▼▼▼

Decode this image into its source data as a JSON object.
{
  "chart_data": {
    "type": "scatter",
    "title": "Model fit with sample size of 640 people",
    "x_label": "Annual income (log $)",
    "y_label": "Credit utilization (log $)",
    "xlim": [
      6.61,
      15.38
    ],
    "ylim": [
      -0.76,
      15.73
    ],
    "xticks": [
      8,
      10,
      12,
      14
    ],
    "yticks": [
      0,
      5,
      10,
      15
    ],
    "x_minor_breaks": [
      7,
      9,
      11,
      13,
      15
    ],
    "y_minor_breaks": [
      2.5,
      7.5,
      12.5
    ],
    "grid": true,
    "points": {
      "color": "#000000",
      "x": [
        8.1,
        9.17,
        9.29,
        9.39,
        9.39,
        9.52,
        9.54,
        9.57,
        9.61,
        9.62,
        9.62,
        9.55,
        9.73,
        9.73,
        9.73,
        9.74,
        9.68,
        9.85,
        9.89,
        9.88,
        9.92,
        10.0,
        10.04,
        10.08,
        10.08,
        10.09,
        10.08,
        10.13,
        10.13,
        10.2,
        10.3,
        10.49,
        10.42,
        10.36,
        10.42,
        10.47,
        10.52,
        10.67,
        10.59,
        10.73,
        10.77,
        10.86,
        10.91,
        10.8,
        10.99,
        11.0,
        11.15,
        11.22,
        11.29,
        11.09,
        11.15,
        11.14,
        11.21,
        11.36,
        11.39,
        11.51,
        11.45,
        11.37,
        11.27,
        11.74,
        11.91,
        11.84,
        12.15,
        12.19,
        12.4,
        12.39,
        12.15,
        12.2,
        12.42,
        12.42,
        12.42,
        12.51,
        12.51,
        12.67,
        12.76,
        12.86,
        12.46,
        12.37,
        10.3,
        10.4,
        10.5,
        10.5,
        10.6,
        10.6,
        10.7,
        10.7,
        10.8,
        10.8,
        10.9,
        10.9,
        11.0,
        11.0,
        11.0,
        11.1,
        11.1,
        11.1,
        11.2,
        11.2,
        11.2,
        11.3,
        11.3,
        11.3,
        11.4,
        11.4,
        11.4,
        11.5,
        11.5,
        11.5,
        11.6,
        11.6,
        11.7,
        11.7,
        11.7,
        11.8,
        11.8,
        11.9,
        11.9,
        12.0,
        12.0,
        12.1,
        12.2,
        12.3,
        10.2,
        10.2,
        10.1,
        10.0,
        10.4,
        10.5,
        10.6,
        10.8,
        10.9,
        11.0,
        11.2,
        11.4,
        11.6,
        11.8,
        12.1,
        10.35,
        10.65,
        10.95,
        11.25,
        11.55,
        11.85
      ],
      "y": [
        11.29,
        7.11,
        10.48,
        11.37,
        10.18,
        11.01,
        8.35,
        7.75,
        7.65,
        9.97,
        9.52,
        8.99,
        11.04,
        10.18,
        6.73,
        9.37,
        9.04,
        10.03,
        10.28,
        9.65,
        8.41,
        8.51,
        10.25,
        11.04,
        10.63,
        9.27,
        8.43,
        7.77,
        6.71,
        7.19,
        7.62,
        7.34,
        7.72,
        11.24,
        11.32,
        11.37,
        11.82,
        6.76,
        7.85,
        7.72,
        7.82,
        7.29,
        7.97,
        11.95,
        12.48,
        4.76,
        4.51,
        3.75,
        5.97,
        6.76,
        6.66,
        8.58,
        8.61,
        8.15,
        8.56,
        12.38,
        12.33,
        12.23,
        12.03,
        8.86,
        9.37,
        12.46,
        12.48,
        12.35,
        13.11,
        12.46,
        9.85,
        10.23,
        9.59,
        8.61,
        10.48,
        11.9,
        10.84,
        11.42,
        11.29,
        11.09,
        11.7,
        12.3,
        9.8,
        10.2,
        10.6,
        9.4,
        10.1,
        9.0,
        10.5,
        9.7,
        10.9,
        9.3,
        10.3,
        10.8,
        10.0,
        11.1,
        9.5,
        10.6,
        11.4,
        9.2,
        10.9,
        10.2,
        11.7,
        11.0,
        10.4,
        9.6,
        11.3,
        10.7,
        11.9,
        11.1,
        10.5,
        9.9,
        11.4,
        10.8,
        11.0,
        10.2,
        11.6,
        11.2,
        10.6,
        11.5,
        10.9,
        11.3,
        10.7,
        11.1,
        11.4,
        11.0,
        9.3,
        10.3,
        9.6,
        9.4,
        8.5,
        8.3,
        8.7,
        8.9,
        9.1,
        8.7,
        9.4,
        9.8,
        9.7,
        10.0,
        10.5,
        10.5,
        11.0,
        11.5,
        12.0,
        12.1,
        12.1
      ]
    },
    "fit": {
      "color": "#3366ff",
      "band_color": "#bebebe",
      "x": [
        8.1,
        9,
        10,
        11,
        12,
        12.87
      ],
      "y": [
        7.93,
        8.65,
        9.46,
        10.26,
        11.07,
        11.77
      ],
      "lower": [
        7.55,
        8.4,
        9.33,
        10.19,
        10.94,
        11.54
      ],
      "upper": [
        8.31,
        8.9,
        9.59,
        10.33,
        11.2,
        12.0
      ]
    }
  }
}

▲▲▲

Problem details -
Type out the full listing again, exactly as given.

The response -
Decode this image into its source data as a JSON object.
{
  "chart_data": {
    "type": "scatter",
    "title": "Model fit with sample size of 640 people",
    "x_label": "Annual income (log $)",
    "y_label": "Credit utilization (log $)",
    "xlim": [
      6.61,
      15.38
    ],
    "ylim": [
      -0.76,
      15.73
    ],
    "xticks": [
      8,
      10,
      12,
      14
    ],
    "yticks": [
      0,
      5,
      10,
      15
    ],
    "x_minor_breaks": [
      7,
      9,
      11,
      13,
      15
    ],
    "y_minor_breaks": [
      2.5,
      7.5,
      12.5
    ],
    "grid": true,
    "points": {
      "color": "#000000",
      "x": [
        8.1,
        9.17,
        9.29,
        9.39,
        9.39,
        9.52,
        9.54,
        9.57,
        9.61,
        9.62,
        9.62,
        9.55,
        9.73,
        9.73,
        9.73,
        9.74,
        9.68,
        9.85,
        9.89,
        9.88,
        9.92,
        10.0,
        10.04,
        10.08,
        10.08,
        10.09,
        10.08,
        10.13,
        10.13,
        10.2,
        10.3,
        10.49,
        10.42,
        10.36,
        10.42,
        10.47,
        10.52,
        10.67,
        10.59,
        10.73,
        10.77,
        10.86,
        10.91,
        10.8,
        10.99,
        11.0,
        11.15,
        11.22,
        11.29,
        11.09,
        11.15,
        11.14,
        11.21,
        11.36,
        11.39,
        11.51,
        11.45,
        11.37,
        11.27,
        11.74,
        11.91,
        11.84,
        12.15,
        12.19,
        12.4,
        12.39,
        12.15,
        12.2,
        12.42,
        12.42,
        12.42,
        12.51,
        12.51,
        12.67,
        12.76,
        12.86,
        12.46,
        12.37,
        10.3,
        10.4,
        10.5,
        10.5,
        10.6,
        10.6,
        10.7,
        10.7,
        10.8,
        10.8,
        10.9,
        10.9,
        11.0,
        11.0,
        11.0,
        11.1,
        11.1,
        11.1,
        11.2,
        11.2,
        11.2,
        11.3,
        11.3,
        11.3,
        11.4,
        11.4,
        11.4,
        11.5,
        11.5,
        11.5,
        11.6,
        11.6,
        11.7,
        11.7,
        11.7,
        11.8,
        11.8,
        11.9,
        11.9,
        12.0,
        12.0,
        12.1,
        12.2,
        12.3,
        10.2,
        10.2,
        10.1,
        10.0,
        10.4,
        10.5,
        10.6,
        10.8,
        10.9,
        11.0,
        11.2,
        11.4,
        11.6,
        11.8,
        12.1,
        10.35,
        10.65,
        10.95,
        11.25,
        11.55,
        11.85
      ],
      "y": [
        11.29,
        7.11,
        10.48,
        11.37,
        10.18,
        11.01,
        8.35,
        7.75,
        7.65,
        9.97,
        9.52,
        8.99,
        11.04,
        10.18,
        6.73,
        9.37,
        9.04,
        10.03,
        10.28,
        9.65,
        8.41,
        8.51,
        10.25,
        11.04,
        10.63,
        9.27,
        8.43,
        7.77,
        6.71,
        7.19,
        7.62,
        7.34,
        7.72,
        11.24,
        11.32,
        11.37,
        11.82,
        6.76,
        7.85,
        7.72,
        7.82,
        7.29,
        7.97,
        11.95,
        12.48,
        4.76,
        4.51,
        3.75,
        5.97,
        6.76,
        6.66,
        8.58,
        8.61,
        8.15,
        8.56,
        12.38,
        12.33,
        12.23,
        12.03,
        8.86,
        9.37,
        12.46,
        12.48,
        12.35,
        13.11,
        12.46,
        9.85,
        10.23,
        9.59,
        8.61,
        10.48,
        11.9,
        10.84,
        11.42,
        11.29,
        11.09,
        11.7,
        12.3,
        9.8,
        10.2,
        10.6,
        9.4,
        10.1,
        9.0,
        10.5,
        9.7,
        10.9,
        9.3,
        10.3,
        10.8,
        10.0,
        11.1,
        9.5,
        10.6,
        11.4,
        9.2,
        10.9,
        10.2,
        11.7,
        11.0,
        10.4,
        9.6,
        11.3,
        10.7,
        11.9,
        11.1,
        10.5,
        9.9,
        11.4,
        10.8,
        11.0,
        10.2,
        11.6,
        11.2,
        10.6,
        11.5,
        10.9,
        11.3,
        10.7,
        11.1,
        11.4,
        11.0,
        9.3,
        10.3,
        9.6,
        9.4,
        8.5,
        8.3,
        8.7,
        8.9,
        9.1,
        8.7,
        9.4,
        9.8,
        9.7,
        10.0,
        10.5,
        10.5,
        11.0,
        11.5,
        12.0,
        12.1,
        12.1
      ]
    },
    "fit": {
      "color": "#3366ff",
      "band_color": "#bebebe",
      "x": [
        8.1,
        9,
        10,
        11,
        12,
        12.87
      ],
      "y": [
        7.93,
        8.65,
        9.46,
        10.26,
        11.07,
        11.77
      ],
      "lower": [
        7.55,
        8.4,
        9.33,
        10.19,
        10.94,
        11.54
      ],
      "upper": [
        8.31,
        8.9,
        9.59,
        10.33,
        11.2,
        12.0
      ]
    }
  }
}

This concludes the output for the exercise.